Return each line containing "switches".

****

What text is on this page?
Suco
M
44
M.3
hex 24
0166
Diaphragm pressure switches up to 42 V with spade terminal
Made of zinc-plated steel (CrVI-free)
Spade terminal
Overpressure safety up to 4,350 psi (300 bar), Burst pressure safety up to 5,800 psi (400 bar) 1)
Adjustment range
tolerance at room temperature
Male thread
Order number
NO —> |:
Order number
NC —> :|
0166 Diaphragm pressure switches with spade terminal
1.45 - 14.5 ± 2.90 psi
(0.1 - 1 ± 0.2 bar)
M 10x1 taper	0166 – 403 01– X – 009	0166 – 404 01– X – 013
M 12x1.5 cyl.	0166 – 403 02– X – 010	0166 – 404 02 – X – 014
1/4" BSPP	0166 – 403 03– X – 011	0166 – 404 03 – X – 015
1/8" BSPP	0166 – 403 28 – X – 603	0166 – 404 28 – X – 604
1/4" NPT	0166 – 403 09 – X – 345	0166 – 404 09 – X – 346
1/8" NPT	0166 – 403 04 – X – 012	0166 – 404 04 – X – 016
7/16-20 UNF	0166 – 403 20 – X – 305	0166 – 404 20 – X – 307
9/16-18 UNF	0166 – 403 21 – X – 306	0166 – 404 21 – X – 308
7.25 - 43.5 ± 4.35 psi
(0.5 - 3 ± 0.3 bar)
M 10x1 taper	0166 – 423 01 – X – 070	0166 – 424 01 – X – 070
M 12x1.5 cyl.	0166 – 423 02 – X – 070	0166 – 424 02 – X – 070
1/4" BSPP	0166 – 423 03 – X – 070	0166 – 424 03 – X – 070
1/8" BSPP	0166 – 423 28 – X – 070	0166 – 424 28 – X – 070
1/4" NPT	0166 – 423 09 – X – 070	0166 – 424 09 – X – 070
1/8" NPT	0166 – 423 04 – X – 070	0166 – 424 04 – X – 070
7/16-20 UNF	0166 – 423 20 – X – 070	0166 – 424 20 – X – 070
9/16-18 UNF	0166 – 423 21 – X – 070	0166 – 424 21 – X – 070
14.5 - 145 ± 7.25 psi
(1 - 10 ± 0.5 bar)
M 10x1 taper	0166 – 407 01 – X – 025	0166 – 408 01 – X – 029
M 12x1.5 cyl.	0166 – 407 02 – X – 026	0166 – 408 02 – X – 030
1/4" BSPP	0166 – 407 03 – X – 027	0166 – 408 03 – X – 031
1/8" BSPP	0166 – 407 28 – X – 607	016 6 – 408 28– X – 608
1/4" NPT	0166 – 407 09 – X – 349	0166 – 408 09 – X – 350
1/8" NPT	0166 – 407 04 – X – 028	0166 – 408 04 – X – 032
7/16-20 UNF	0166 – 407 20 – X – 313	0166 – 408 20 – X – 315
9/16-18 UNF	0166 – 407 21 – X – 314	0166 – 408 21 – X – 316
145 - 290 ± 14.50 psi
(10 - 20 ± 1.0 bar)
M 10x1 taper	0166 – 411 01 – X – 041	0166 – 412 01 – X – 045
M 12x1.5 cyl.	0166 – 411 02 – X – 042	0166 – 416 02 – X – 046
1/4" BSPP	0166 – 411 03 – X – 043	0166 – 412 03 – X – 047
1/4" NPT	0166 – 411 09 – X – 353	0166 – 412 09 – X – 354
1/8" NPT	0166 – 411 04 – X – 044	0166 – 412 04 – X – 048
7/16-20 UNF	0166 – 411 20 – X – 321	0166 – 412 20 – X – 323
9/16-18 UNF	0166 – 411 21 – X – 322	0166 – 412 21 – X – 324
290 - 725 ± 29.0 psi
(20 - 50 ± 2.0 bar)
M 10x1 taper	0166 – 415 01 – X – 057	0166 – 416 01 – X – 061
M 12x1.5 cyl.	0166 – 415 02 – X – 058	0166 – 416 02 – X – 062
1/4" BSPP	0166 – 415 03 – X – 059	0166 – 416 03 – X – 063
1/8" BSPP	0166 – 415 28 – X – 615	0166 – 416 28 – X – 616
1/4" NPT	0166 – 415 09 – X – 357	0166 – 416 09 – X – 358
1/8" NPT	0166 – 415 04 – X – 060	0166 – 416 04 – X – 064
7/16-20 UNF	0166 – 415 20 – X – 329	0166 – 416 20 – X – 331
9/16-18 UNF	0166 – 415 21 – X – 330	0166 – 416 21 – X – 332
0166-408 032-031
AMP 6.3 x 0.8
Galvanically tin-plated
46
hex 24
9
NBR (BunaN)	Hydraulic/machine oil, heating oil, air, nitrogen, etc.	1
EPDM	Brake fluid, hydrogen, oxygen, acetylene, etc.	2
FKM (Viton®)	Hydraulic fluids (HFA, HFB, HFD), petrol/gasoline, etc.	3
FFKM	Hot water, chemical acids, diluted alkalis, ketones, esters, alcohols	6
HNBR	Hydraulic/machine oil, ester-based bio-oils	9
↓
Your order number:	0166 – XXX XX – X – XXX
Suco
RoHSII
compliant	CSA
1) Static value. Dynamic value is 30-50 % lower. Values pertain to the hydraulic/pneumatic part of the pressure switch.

****

Finished exercise:
Diaphragm pressure switches up to 42 V with spade terminal
0166 Diaphragm pressure switches with spade terminal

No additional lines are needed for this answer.